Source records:
┏━━

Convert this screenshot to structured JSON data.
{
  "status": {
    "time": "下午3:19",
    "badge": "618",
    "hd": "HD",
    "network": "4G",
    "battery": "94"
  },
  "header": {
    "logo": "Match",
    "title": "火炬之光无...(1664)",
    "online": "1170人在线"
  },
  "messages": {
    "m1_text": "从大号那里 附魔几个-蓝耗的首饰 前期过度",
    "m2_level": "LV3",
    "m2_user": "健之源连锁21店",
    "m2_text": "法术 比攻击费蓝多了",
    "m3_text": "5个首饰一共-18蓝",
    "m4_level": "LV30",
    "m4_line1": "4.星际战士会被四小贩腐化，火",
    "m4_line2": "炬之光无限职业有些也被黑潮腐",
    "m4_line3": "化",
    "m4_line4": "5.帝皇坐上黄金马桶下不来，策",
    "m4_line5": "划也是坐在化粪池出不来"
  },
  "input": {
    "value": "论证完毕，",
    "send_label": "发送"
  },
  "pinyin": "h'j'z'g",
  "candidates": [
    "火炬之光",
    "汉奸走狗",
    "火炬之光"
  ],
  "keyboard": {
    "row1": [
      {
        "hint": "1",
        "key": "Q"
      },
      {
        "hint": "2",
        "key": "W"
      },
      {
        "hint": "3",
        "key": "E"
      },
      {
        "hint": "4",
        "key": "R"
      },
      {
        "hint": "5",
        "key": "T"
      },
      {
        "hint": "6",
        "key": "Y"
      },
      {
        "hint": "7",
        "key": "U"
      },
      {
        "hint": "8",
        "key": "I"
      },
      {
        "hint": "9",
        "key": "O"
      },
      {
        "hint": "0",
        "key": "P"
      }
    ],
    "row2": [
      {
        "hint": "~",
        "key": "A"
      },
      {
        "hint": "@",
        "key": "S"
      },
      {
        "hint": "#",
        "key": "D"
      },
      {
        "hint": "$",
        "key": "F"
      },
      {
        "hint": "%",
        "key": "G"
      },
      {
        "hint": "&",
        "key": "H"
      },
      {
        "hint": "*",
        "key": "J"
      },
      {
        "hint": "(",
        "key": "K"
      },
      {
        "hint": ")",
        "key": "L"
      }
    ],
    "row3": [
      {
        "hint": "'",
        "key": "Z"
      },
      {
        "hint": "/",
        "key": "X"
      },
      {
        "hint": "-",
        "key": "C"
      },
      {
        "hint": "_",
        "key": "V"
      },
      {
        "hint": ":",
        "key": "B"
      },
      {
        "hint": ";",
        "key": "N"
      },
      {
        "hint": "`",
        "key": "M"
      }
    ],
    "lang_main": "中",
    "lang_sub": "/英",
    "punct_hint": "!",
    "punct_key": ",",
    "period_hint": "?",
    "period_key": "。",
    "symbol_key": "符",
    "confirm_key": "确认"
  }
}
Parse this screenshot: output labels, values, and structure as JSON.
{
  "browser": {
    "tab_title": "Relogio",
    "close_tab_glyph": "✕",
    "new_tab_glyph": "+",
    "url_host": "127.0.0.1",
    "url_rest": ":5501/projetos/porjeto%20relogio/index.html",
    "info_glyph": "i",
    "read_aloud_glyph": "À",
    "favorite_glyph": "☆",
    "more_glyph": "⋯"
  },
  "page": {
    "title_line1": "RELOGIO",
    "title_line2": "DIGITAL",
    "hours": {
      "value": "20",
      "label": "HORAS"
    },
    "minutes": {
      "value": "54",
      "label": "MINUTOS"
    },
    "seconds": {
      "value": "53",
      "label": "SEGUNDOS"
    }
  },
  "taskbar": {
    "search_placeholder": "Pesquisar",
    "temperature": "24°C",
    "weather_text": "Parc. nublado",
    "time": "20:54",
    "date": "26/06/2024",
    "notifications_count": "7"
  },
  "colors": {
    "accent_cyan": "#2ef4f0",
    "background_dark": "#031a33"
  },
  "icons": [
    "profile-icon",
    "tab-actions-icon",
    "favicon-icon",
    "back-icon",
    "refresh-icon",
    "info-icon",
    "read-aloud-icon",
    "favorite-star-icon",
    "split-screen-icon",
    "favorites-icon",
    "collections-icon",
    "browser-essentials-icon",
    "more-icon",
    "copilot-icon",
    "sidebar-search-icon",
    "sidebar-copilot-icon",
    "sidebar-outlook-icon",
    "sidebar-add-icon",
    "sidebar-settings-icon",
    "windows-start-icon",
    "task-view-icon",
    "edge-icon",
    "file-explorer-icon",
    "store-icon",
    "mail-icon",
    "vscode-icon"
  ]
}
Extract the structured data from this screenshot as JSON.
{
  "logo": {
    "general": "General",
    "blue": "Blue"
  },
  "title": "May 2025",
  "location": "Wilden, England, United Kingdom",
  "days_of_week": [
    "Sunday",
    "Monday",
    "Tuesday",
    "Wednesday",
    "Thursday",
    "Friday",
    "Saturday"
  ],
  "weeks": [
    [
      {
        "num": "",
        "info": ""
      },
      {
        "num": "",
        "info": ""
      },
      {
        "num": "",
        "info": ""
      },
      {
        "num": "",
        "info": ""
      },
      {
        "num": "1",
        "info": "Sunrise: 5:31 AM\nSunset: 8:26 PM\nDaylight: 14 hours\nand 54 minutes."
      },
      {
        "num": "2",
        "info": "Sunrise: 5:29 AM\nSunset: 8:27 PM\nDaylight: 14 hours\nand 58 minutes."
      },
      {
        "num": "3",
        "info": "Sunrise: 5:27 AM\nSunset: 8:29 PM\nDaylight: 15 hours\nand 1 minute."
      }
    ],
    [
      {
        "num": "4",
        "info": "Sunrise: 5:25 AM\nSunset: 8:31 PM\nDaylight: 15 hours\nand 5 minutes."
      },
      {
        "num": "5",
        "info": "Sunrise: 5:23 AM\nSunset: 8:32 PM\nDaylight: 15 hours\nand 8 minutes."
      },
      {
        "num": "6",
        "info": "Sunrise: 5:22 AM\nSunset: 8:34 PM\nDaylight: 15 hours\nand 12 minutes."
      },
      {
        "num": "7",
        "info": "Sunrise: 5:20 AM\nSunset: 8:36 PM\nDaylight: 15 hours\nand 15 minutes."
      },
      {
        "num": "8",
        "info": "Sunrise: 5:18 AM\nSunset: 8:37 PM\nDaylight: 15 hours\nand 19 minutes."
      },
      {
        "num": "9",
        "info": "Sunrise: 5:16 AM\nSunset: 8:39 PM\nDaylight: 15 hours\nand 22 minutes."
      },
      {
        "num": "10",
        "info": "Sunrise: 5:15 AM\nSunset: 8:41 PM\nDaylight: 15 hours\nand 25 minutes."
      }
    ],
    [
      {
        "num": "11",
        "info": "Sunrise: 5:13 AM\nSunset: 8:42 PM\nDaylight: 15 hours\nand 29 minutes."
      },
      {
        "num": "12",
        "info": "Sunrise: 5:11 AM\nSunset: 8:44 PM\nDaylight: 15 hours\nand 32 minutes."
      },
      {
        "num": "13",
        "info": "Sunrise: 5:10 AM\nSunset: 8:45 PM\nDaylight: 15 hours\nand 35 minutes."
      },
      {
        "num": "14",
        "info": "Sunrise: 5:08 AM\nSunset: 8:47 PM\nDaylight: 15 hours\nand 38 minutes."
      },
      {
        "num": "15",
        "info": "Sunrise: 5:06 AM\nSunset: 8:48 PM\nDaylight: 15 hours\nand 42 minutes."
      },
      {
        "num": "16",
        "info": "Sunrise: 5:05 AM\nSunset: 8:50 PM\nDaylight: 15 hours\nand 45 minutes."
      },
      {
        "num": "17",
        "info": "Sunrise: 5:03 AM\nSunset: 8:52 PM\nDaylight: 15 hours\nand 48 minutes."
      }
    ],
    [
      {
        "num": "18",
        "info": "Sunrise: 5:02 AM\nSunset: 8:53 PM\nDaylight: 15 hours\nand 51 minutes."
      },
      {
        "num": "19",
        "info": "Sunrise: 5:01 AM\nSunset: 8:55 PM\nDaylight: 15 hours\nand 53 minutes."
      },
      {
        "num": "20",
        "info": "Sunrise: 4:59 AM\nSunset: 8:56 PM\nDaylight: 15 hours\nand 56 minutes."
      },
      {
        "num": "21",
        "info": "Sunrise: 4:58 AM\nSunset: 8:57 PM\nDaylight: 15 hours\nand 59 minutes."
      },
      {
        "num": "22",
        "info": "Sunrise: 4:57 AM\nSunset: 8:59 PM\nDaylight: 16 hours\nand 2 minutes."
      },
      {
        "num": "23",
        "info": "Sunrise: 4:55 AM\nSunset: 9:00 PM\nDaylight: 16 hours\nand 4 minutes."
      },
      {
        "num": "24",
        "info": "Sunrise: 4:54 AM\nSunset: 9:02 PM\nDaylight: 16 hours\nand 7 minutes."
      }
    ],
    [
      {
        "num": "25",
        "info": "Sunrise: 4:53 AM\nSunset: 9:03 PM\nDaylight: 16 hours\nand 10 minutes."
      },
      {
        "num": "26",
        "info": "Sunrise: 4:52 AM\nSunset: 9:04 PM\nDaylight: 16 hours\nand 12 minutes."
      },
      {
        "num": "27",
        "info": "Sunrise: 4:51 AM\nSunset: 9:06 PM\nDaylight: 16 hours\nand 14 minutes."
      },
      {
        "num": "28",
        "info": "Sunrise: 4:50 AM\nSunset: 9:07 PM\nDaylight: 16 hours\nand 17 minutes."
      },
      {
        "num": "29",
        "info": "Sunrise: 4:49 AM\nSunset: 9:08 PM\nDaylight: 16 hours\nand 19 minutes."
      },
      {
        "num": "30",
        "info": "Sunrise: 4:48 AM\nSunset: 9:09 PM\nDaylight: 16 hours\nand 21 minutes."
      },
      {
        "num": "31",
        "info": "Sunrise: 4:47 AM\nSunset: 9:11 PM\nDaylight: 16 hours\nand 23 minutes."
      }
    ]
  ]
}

┗━━

**TASK STATEMENT**
Pull out all lines containing the word "this" from the entries above.

**RIGHT ANSWER**
Convert this screenshot to structured JSON data.
Parse this screenshot: output labels, values, and structure as JSON.
Extract the structured data from this screenshot as JSON.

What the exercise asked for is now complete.